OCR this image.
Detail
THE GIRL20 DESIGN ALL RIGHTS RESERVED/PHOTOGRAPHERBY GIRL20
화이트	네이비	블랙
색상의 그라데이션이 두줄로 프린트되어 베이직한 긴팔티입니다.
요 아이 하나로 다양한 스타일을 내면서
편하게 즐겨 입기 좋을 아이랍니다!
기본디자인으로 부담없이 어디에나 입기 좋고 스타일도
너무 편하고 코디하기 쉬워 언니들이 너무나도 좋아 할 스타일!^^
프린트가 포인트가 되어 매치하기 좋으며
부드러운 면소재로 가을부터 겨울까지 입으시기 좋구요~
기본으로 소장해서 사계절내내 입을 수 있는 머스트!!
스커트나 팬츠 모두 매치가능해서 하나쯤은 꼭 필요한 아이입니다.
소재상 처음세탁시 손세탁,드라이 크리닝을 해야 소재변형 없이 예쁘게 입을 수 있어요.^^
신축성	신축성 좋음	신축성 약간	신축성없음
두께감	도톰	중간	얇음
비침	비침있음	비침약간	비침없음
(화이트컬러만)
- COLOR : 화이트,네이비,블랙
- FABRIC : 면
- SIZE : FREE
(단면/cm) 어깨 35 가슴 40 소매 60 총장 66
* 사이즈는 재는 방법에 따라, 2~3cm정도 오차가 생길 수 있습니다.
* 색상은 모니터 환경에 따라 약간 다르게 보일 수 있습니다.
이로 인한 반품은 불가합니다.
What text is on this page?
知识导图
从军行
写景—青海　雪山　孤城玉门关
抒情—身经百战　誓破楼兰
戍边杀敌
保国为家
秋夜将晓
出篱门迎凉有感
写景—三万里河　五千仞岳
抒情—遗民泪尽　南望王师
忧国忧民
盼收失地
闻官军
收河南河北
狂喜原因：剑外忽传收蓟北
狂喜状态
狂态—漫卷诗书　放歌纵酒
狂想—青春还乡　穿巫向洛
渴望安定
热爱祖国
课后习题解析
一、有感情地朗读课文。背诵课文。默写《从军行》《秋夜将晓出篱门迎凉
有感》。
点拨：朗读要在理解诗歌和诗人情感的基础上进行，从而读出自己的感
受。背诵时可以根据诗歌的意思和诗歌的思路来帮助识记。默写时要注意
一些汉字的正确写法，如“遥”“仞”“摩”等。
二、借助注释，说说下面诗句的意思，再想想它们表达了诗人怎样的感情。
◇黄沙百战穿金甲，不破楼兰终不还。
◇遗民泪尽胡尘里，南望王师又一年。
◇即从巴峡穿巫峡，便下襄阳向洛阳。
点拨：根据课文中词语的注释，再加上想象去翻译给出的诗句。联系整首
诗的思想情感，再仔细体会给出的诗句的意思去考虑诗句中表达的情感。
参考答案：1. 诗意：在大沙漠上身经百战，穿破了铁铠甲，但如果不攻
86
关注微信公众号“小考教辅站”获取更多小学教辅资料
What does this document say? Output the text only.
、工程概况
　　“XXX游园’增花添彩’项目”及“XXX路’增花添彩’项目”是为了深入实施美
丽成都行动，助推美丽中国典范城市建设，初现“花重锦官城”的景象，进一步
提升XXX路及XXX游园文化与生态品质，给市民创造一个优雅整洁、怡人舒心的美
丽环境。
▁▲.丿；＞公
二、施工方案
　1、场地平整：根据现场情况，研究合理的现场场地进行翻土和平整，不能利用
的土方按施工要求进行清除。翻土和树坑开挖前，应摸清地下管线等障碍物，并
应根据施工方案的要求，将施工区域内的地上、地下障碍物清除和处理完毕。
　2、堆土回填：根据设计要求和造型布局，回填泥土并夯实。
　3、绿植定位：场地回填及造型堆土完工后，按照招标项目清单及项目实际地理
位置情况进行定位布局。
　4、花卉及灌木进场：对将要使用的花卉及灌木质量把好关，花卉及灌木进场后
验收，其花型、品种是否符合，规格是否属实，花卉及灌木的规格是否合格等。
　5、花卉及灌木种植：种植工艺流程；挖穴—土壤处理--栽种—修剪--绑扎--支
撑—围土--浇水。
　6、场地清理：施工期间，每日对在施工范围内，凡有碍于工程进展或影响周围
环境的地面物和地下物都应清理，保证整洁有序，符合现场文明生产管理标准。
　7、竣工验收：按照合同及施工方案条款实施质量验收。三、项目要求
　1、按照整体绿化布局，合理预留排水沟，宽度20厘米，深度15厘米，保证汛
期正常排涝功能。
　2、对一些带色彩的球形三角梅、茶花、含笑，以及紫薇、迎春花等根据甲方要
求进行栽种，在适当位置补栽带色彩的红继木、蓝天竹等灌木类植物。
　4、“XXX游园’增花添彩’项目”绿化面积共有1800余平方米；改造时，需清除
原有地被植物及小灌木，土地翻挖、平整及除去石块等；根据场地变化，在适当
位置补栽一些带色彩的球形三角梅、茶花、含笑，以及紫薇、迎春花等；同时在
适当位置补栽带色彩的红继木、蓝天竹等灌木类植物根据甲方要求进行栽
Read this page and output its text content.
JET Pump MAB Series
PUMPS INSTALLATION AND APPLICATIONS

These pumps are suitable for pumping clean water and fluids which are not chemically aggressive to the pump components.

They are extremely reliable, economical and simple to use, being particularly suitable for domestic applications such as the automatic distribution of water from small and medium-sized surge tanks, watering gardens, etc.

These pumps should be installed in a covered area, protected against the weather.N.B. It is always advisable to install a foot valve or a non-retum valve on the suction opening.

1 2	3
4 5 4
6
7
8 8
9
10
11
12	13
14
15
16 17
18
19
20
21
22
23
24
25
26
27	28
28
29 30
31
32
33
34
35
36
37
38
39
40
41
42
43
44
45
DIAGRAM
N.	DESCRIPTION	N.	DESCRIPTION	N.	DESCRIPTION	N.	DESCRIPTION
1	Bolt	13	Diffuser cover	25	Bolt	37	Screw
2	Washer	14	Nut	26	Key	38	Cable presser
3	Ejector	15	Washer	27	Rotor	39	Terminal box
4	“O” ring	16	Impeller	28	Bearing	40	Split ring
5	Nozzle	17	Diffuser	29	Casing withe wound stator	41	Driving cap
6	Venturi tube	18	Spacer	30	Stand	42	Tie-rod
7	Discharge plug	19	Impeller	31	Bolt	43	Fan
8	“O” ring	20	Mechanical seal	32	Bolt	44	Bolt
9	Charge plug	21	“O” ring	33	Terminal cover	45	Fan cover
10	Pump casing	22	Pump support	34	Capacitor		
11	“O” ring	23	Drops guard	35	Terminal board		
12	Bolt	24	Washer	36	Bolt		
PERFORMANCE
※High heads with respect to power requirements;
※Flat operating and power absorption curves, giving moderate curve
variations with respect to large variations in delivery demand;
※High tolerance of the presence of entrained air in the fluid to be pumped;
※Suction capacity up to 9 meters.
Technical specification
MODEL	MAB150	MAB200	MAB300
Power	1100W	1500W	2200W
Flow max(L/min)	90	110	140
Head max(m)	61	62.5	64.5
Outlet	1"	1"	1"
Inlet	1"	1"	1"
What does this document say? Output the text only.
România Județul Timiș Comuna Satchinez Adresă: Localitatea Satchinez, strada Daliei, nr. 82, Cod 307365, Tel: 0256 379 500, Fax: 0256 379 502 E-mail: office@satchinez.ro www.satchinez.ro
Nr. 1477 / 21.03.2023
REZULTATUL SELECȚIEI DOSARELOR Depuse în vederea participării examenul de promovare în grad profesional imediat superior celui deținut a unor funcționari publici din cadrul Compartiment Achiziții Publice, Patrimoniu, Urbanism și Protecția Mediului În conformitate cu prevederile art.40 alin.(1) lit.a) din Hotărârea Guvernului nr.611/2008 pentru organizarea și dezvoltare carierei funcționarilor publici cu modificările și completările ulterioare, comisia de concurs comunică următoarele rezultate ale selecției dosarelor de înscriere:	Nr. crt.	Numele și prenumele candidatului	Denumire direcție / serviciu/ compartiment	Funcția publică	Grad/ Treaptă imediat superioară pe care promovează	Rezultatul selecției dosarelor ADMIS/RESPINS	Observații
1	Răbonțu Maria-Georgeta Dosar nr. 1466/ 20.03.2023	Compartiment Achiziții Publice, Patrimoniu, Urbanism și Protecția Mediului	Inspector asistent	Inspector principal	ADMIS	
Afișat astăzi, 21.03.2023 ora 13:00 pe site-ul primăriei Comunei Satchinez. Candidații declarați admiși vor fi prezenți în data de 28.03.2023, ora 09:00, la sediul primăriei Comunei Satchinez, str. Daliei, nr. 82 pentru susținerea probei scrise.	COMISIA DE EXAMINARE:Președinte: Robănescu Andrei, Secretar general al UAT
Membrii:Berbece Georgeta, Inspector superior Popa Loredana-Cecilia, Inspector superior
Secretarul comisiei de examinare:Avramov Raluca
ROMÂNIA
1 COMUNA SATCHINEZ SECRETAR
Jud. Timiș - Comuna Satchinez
______
What to work on |
Pull every line containing the word "plug" out of the material.

Result for this exercise |
7	Discharge plug	19	Impeller	31	Bolt	43	Fan
9	Charge plug	21	“O” ring	33	Terminal cover	45	Fan cover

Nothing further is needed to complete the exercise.